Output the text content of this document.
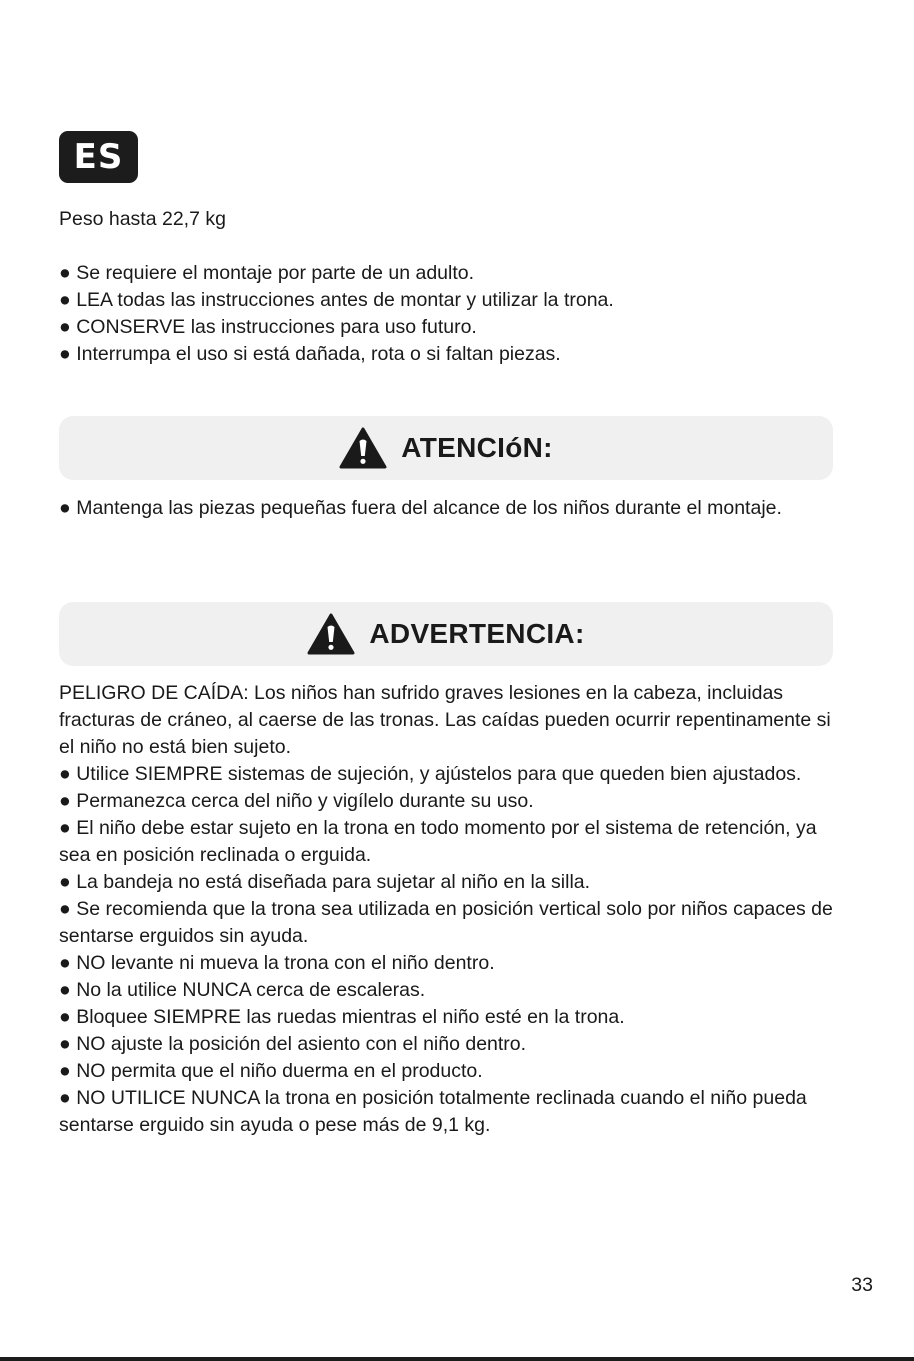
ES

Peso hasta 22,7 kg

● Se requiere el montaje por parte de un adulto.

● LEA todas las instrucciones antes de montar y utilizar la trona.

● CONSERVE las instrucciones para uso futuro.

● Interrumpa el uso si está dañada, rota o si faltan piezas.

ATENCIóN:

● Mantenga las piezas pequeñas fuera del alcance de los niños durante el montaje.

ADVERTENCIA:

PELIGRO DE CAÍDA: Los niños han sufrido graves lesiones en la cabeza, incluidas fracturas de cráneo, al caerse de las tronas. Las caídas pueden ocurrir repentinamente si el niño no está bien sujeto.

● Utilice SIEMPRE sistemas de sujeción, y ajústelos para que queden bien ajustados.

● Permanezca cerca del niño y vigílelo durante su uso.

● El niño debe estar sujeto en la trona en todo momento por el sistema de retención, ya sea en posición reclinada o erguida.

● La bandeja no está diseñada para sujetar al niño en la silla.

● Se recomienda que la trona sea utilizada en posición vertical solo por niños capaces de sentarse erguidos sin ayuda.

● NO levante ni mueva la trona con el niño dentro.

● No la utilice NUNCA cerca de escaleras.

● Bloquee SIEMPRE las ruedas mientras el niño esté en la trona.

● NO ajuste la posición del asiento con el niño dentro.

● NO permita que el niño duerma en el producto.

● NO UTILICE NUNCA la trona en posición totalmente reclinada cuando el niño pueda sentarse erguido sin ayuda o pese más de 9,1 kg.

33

- - - -

**What the task requires**
List every line above that holds the word "cerca".

**Exercise output**
● Permanezca cerca del niño y vigílelo durante su uso.
● No la utilice NUNCA cerca de escaleras.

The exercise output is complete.